--- BEGIN GIVEN DATA ---

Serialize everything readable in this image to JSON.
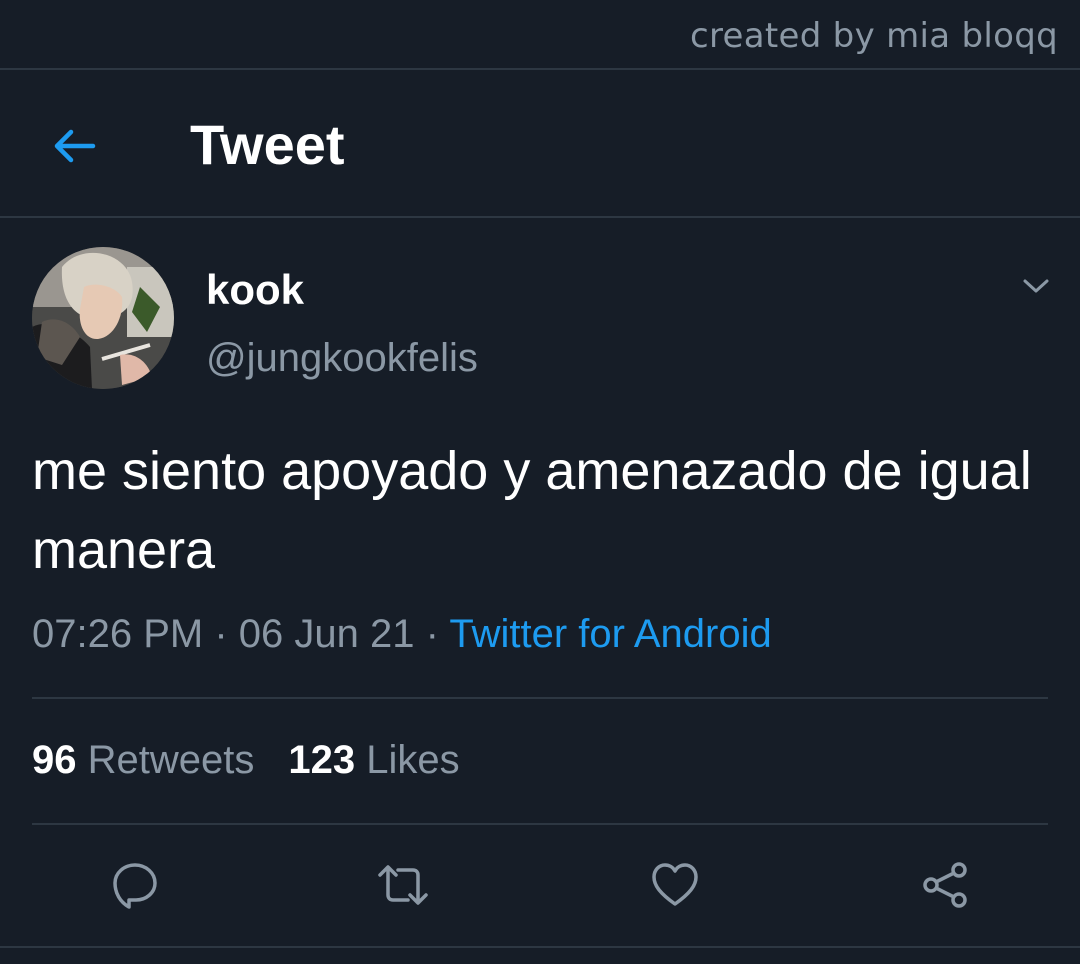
{
  "watermark": "created by mia bloqq",
  "header": {
    "back_icon": "arrow-left-icon",
    "title": "Tweet"
  },
  "tweet": {
    "display_name": "kook",
    "handle": "@jungkookfelis",
    "menu_icon": "chevron-down-icon",
    "text": "me siento apoyado y amenazado de igual manera",
    "time": "07:26 PM",
    "separator": "·",
    "date": "06 Jun 21",
    "source": "Twitter for Android",
    "retweets_count": "96",
    "retweets_label": "Retweets",
    "likes_count": "123",
    "likes_label": "Likes"
  },
  "actions": [
    {
      "name": "reply",
      "icon": "reply-icon"
    },
    {
      "name": "retweet",
      "icon": "retweet-icon"
    },
    {
      "name": "like",
      "icon": "heart-icon"
    },
    {
      "name": "share",
      "icon": "share-icon"
    }
  ],
  "colors": {
    "background": "#161d27",
    "accent": "#1d9bf0",
    "secondary_text": "#8b98a5",
    "divider": "#2d3742"
  }
}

--- END GIVEN DATA ---

**WORK INSTRUCTIONS:** Copy out the data above exactly, except the pictures.

**CORRECT OUTPUT:**
Serialize everything readable in this image to JSON.
{
  "watermark": "created by mia bloqq",
  "header": {
    "back_icon": "arrow-left-icon",
    "title": "Tweet"
  },
  "tweet": {
    "display_name": "kook",
    "handle": "@jungkookfelis",
    "menu_icon": "chevron-down-icon",
    "text": "me siento apoyado y amenazado de igual manera",
    "time": "07:26 PM",
    "separator": "·",
    "date": "06 Jun 21",
    "source": "Twitter for Android",
    "retweets_count": "96",
    "retweets_label": "Retweets",
    "likes_count": "123",
    "likes_label": "Likes"
  },
  "actions": [
    {
      "name": "reply",
      "icon": "reply-icon"
    },
    {
      "name": "retweet",
      "icon": "retweet-icon"
    },
    {
      "name": "like",
      "icon": "heart-icon"
    },
    {
      "name": "share",
      "icon": "share-icon"
    }
  ],
  "colors": {
    "background": "#161d27",
    "accent": "#1d9bf0",
    "secondary_text": "#8b98a5",
    "divider": "#2d3742"
  }
}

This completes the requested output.